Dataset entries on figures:
■ ■ ■ ■
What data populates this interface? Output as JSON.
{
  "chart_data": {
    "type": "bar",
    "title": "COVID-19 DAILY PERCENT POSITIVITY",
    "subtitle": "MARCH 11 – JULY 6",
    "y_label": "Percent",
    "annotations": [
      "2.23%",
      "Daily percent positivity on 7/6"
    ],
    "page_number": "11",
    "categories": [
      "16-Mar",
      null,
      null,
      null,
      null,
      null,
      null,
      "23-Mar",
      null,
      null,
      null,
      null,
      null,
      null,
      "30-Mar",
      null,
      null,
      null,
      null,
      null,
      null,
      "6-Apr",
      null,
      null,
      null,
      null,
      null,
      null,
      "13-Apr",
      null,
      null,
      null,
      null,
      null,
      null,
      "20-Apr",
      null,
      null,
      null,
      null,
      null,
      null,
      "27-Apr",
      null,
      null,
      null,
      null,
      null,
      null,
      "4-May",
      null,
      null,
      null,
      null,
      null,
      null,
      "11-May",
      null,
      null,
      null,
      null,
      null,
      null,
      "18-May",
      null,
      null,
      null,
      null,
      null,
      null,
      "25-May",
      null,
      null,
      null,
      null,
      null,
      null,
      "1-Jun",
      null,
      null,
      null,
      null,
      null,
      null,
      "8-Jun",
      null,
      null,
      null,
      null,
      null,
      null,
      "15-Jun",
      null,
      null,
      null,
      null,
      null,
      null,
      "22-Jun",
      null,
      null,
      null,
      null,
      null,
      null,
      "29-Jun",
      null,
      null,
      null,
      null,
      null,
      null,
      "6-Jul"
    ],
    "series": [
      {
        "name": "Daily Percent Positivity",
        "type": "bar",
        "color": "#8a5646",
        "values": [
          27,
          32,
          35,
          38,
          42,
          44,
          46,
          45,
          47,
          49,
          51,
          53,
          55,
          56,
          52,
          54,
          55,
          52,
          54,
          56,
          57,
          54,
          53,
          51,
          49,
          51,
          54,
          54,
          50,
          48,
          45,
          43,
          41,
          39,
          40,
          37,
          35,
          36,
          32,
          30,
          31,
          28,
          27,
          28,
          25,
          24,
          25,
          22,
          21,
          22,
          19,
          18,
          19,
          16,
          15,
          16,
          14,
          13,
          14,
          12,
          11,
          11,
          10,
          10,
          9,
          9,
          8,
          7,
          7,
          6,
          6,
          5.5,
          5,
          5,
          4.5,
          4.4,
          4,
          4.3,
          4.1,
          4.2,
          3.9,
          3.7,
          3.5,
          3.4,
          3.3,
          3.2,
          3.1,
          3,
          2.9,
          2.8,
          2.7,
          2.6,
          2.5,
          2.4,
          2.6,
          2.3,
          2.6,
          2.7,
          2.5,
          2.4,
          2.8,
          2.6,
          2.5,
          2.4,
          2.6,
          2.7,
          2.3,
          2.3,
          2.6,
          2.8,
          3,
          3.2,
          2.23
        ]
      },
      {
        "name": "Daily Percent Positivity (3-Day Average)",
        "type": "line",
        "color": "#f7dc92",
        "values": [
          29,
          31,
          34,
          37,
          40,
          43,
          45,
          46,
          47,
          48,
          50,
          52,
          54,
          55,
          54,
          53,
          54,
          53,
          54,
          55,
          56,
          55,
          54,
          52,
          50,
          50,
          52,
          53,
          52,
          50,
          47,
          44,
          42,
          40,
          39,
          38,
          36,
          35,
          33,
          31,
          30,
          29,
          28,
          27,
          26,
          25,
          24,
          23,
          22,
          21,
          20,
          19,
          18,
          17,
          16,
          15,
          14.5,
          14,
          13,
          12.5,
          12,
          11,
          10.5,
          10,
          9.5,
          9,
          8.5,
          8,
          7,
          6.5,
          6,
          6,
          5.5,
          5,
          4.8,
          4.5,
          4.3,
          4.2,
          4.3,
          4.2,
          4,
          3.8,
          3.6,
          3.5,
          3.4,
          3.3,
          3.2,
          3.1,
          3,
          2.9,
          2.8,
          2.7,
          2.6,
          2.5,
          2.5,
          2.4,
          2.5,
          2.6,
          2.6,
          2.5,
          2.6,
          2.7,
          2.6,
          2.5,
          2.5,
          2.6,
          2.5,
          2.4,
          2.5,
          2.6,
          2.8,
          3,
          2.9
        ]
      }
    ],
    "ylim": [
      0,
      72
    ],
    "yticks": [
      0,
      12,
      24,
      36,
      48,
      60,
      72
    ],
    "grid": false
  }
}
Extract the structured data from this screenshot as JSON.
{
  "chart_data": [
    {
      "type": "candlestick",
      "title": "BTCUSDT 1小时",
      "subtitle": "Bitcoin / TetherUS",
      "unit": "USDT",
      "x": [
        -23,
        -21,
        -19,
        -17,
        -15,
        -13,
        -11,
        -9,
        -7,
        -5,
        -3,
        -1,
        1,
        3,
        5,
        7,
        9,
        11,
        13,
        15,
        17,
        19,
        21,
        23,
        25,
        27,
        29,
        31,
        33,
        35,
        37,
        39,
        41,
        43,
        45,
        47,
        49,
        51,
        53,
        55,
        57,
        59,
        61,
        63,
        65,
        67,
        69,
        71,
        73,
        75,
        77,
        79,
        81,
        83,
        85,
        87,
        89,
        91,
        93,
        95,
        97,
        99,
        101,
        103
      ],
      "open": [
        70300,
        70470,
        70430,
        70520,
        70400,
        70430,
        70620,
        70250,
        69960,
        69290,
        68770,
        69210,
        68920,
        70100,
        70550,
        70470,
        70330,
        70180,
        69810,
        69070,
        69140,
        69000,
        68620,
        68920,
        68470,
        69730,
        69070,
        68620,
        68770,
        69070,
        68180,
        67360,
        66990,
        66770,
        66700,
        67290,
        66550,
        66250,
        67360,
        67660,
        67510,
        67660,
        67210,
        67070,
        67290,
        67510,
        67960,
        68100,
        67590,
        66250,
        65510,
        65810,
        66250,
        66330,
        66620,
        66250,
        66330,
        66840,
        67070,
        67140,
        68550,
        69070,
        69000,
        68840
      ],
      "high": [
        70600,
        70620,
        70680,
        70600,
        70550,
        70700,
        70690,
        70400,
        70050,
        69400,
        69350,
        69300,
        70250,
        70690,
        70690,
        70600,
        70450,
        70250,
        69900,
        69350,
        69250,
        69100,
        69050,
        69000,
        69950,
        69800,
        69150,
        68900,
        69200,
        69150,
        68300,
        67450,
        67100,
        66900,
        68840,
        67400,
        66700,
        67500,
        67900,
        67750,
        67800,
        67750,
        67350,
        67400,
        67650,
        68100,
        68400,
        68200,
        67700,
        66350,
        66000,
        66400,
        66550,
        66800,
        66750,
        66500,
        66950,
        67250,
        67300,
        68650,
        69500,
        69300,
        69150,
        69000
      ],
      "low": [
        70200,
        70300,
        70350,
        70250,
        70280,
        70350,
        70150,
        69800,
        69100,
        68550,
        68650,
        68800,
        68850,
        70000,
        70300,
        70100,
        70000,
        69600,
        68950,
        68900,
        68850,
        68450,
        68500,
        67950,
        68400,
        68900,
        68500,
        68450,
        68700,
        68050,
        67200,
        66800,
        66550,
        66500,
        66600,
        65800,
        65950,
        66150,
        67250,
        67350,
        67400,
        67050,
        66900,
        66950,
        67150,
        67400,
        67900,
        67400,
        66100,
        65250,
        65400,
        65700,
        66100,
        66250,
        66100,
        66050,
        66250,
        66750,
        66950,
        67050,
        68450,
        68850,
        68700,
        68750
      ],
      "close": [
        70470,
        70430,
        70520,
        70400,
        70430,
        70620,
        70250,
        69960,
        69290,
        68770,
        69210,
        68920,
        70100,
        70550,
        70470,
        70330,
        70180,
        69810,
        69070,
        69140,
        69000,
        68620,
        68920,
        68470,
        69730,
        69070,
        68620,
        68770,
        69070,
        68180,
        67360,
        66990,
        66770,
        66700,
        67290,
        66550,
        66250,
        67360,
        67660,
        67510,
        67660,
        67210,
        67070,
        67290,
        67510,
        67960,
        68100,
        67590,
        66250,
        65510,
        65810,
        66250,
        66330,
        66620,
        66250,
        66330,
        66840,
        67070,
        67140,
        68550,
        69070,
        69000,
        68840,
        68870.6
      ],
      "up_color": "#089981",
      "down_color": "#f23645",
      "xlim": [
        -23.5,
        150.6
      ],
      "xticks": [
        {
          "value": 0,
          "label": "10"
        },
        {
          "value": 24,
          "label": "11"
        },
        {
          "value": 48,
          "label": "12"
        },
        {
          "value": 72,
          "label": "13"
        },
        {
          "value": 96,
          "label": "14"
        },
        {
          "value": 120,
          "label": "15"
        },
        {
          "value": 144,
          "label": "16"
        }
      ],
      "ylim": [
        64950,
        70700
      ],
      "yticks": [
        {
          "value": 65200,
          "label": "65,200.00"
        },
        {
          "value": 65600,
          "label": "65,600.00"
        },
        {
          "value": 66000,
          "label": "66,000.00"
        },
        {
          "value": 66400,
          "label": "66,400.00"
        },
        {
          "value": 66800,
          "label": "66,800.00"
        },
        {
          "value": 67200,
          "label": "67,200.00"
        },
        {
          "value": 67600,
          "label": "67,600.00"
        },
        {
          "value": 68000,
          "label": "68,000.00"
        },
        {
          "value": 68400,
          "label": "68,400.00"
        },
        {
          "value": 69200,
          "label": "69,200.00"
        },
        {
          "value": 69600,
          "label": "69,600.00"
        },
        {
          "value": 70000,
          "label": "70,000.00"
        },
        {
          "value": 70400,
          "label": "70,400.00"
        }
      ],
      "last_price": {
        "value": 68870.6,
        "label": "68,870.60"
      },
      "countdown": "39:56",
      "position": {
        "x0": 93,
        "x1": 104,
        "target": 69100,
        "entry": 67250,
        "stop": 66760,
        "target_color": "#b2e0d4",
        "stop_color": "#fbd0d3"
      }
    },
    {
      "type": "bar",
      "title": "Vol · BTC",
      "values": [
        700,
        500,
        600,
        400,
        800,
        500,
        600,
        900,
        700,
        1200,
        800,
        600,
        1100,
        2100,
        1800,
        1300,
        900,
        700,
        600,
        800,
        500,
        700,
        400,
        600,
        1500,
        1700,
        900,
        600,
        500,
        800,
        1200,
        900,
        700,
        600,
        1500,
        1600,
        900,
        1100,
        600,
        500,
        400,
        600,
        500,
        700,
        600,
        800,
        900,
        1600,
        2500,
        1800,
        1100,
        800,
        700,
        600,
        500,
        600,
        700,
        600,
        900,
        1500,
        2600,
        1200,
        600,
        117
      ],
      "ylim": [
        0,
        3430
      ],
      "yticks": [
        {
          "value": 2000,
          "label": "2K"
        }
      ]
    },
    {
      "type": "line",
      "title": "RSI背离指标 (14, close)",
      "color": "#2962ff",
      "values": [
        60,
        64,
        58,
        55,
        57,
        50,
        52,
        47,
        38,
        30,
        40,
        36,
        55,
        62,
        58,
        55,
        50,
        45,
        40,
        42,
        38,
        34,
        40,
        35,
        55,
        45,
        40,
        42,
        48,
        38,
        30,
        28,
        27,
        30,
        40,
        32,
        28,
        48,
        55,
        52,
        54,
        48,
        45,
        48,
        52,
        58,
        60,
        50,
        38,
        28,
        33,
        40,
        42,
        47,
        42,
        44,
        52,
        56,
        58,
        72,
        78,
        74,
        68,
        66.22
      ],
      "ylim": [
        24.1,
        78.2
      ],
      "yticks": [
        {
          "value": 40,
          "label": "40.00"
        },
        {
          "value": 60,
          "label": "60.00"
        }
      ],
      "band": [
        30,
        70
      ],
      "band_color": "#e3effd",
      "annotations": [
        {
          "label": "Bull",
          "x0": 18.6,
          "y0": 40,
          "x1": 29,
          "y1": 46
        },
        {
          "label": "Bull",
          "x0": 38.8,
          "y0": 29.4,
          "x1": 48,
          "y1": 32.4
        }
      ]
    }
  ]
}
■ ■ ■ ■
Count each line with "name" in it and report that figure by itself.

2